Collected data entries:
☆ ☆ ☆ ☆ ☆
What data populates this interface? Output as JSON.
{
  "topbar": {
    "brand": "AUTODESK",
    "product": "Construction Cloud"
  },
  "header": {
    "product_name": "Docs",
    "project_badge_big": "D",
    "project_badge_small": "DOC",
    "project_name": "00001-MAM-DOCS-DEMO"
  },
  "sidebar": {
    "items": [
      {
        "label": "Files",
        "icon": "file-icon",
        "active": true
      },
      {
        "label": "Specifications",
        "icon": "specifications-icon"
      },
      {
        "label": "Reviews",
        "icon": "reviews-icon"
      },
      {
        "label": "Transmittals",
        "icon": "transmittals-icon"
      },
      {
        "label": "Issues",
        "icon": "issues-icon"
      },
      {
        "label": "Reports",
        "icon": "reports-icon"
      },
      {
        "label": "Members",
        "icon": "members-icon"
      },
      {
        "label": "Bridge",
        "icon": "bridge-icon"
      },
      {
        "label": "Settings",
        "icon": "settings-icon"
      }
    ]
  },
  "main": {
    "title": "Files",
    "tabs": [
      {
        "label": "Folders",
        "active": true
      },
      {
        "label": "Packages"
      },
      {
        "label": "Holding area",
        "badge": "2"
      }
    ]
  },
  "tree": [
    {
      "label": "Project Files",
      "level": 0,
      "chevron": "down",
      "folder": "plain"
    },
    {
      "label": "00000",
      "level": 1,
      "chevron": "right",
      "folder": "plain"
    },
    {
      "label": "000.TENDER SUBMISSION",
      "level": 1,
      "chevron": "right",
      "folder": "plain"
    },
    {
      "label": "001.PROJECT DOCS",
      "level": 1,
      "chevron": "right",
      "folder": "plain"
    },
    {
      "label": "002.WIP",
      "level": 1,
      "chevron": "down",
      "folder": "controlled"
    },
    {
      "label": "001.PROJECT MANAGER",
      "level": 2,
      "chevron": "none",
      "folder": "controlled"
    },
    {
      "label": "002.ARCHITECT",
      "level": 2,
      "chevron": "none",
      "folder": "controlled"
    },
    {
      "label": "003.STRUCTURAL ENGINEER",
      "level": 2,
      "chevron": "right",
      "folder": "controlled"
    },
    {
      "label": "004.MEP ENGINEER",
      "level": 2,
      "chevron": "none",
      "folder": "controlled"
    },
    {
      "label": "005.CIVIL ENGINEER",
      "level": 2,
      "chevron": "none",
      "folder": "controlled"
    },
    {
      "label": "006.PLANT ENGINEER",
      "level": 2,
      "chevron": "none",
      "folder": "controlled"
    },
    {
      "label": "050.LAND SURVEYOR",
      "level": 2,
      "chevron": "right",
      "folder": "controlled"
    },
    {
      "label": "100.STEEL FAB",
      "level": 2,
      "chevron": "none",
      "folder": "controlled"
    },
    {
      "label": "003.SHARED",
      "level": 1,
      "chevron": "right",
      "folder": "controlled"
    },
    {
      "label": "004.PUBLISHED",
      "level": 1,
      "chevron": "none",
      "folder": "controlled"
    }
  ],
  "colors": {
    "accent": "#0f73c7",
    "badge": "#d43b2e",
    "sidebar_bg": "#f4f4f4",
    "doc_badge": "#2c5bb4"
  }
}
☆ ☆ ☆ ☆ ☆
* **What the task requires**: Give only the number of lines that include the word "icon".

* **Task solution**: 9